# [DATA TO PROCESS]
--- begin ---
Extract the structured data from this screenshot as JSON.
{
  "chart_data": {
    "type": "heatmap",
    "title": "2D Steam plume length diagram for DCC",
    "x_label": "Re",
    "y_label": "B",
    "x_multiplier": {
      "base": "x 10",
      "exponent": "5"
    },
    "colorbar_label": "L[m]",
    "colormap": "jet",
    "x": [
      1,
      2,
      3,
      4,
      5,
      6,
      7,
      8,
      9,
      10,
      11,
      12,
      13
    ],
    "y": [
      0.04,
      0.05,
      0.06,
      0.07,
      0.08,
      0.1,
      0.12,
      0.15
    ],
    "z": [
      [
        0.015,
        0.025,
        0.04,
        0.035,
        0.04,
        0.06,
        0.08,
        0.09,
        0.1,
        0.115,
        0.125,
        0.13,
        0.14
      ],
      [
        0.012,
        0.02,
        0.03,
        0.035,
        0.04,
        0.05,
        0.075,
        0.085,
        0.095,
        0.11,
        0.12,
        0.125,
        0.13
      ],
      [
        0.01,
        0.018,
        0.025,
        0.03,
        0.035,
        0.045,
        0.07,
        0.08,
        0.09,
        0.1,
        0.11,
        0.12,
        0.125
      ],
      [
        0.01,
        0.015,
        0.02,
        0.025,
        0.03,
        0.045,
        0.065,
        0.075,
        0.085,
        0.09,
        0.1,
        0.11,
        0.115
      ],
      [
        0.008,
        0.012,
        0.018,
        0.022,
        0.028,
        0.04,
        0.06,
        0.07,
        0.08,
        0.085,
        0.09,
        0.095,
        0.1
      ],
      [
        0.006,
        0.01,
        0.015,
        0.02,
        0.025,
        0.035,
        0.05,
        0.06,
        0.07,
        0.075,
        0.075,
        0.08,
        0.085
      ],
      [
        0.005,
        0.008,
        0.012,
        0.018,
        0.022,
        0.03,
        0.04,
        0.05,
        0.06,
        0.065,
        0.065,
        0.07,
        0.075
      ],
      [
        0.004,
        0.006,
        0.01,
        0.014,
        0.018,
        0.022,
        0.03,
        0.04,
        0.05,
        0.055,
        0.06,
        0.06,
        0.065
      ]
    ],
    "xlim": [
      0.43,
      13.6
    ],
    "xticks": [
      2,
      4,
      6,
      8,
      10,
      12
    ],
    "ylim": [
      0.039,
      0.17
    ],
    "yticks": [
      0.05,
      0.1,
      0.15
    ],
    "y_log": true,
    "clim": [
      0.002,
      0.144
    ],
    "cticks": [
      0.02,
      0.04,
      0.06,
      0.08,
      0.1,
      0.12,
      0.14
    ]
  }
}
--- end ---
# [WHAT TO PRODUCE]
All of the entries need to be reproduced exactly; please write them out.

# [TASK RESPONSE]
Extract the structured data from this screenshot as JSON.
{
  "chart_data": {
    "type": "heatmap",
    "title": "2D Steam plume length diagram for DCC",
    "x_label": "Re",
    "y_label": "B",
    "x_multiplier": {
      "base": "x 10",
      "exponent": "5"
    },
    "colorbar_label": "L[m]",
    "colormap": "jet",
    "x": [
      1,
      2,
      3,
      4,
      5,
      6,
      7,
      8,
      9,
      10,
      11,
      12,
      13
    ],
    "y": [
      0.04,
      0.05,
      0.06,
      0.07,
      0.08,
      0.1,
      0.12,
      0.15
    ],
    "z": [
      [
        0.015,
        0.025,
        0.04,
        0.035,
        0.04,
        0.06,
        0.08,
        0.09,
        0.1,
        0.115,
        0.125,
        0.13,
        0.14
      ],
      [
        0.012,
        0.02,
        0.03,
        0.035,
        0.04,
        0.05,
        0.075,
        0.085,
        0.095,
        0.11,
        0.12,
        0.125,
        0.13
      ],
      [
        0.01,
        0.018,
        0.025,
        0.03,
        0.035,
        0.045,
        0.07,
        0.08,
        0.09,
        0.1,
        0.11,
        0.12,
        0.125
      ],
      [
        0.01,
        0.015,
        0.02,
        0.025,
        0.03,
        0.045,
        0.065,
        0.075,
        0.085,
        0.09,
        0.1,
        0.11,
        0.115
      ],
      [
        0.008,
        0.012,
        0.018,
        0.022,
        0.028,
        0.04,
        0.06,
        0.07,
        0.08,
        0.085,
        0.09,
        0.095,
        0.1
      ],
      [
        0.006,
        0.01,
        0.015,
        0.02,
        0.025,
        0.035,
        0.05,
        0.06,
        0.07,
        0.075,
        0.075,
        0.08,
        0.085
      ],
      [
        0.005,
        0.008,
        0.012,
        0.018,
        0.022,
        0.03,
        0.04,
        0.05,
        0.06,
        0.065,
        0.065,
        0.07,
        0.075
      ],
      [
        0.004,
        0.006,
        0.01,
        0.014,
        0.018,
        0.022,
        0.03,
        0.04,
        0.05,
        0.055,
        0.06,
        0.06,
        0.065
      ]
    ],
    "xlim": [
      0.43,
      13.6
    ],
    "xticks": [
      2,
      4,
      6,
      8,
      10,
      12
    ],
    "ylim": [
      0.039,
      0.17
    ],
    "yticks": [
      0.05,
      0.1,
      0.15
    ],
    "y_log": true,
    "clim": [
      0.002,
      0.144
    ],
    "cticks": [
      0.02,
      0.04,
      0.06,
      0.08,
      0.1,
      0.12,
      0.14
    ]
  }
}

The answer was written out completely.